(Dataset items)

☆ ☆ ☆ ☆

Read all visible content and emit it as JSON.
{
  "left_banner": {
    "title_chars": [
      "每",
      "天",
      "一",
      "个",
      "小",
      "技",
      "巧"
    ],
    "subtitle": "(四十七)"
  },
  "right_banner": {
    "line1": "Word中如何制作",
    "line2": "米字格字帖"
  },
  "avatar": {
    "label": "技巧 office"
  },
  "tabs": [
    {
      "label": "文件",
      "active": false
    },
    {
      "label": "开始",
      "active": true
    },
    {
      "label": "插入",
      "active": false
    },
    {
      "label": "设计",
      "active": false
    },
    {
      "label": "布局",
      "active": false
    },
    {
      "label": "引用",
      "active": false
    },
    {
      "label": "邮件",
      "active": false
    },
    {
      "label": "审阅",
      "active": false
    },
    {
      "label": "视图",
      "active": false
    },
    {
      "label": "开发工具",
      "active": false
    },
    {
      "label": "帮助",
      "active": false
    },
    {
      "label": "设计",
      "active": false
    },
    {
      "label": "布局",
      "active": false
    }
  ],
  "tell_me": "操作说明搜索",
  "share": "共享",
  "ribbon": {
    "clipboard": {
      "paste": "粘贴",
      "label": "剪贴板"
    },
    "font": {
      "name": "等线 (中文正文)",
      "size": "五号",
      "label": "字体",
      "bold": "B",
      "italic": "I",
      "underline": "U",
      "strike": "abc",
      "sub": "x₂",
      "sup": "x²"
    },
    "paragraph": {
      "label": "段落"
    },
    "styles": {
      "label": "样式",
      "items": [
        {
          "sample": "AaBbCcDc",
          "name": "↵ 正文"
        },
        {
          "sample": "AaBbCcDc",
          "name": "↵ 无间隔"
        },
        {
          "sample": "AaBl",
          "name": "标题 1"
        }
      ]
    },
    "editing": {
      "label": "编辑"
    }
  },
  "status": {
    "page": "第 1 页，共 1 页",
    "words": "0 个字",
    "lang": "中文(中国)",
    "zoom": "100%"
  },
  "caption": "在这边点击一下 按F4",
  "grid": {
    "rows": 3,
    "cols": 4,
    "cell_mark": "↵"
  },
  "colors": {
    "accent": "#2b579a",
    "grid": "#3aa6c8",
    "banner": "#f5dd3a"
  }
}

☆ ☆ ☆ ☆

◆ **GIVEN EXERCISE**:
Restate the records, all of them, precisely as written.

◆ **FINAL ANSWER**:
Read all visible content and emit it as JSON.
{
  "left_banner": {
    "title_chars": [
      "每",
      "天",
      "一",
      "个",
      "小",
      "技",
      "巧"
    ],
    "subtitle": "(四十七)"
  },
  "right_banner": {
    "line1": "Word中如何制作",
    "line2": "米字格字帖"
  },
  "avatar": {
    "label": "技巧 office"
  },
  "tabs": [
    {
      "label": "文件",
      "active": false
    },
    {
      "label": "开始",
      "active": true
    },
    {
      "label": "插入",
      "active": false
    },
    {
      "label": "设计",
      "active": false
    },
    {
      "label": "布局",
      "active": false
    },
    {
      "label": "引用",
      "active": false
    },
    {
      "label": "邮件",
      "active": false
    },
    {
      "label": "审阅",
      "active": false
    },
    {
      "label": "视图",
      "active": false
    },
    {
      "label": "开发工具",
      "active": false
    },
    {
      "label": "帮助",
      "active": false
    },
    {
      "label": "设计",
      "active": false
    },
    {
      "label": "布局",
      "active": false
    }
  ],
  "tell_me": "操作说明搜索",
  "share": "共享",
  "ribbon": {
    "clipboard": {
      "paste": "粘贴",
      "label": "剪贴板"
    },
    "font": {
      "name": "等线 (中文正文)",
      "size": "五号",
      "label": "字体",
      "bold": "B",
      "italic": "I",
      "underline": "U",
      "strike": "abc",
      "sub": "x₂",
      "sup": "x²"
    },
    "paragraph": {
      "label": "段落"
    },
    "styles": {
      "label": "样式",
      "items": [
        {
          "sample": "AaBbCcDc",
          "name": "↵ 正文"
        },
        {
          "sample": "AaBbCcDc",
          "name": "↵ 无间隔"
        },
        {
          "sample": "AaBl",
          "name": "标题 1"
        }
      ]
    },
    "editing": {
      "label": "编辑"
    }
  },
  "status": {
    "page": "第 1 页，共 1 页",
    "words": "0 个字",
    "lang": "中文(中国)",
    "zoom": "100%"
  },
  "caption": "在这边点击一下 按F4",
  "grid": {
    "rows": 3,
    "cols": 4,
    "cell_mark": "↵"
  },
  "colors": {
    "accent": "#2b579a",
    "grid": "#3aa6c8",
    "banner": "#f5dd3a"
  }
}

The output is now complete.